Records excerpted from a collection:
## START
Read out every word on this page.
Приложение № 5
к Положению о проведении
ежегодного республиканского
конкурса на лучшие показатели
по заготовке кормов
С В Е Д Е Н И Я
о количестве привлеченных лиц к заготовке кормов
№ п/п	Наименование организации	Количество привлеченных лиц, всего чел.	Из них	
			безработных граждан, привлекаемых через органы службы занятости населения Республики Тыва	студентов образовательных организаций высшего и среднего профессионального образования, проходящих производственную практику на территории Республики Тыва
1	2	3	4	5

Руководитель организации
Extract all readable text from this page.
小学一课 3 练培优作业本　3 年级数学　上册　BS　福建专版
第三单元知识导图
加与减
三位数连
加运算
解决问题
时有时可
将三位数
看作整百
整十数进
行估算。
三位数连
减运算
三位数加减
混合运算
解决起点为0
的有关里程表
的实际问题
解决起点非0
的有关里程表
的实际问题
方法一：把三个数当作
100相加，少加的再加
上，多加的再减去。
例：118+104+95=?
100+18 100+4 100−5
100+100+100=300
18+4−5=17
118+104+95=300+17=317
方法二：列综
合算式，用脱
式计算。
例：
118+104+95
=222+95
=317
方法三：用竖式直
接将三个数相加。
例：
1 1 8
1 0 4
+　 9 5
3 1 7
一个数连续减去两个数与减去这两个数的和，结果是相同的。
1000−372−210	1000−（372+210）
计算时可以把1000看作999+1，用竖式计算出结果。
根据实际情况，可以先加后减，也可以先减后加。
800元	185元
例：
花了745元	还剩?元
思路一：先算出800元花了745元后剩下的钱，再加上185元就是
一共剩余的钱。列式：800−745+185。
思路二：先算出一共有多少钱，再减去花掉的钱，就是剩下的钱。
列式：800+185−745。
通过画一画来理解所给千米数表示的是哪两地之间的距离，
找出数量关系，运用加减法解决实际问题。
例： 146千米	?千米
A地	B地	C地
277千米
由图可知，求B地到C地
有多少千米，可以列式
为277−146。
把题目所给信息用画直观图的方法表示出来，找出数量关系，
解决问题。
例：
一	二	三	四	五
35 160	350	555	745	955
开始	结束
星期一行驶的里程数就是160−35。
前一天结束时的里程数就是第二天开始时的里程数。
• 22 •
## END
Written request ▸
Return only the number of lines in the entries that contain the string "this".

Written solution ▸
2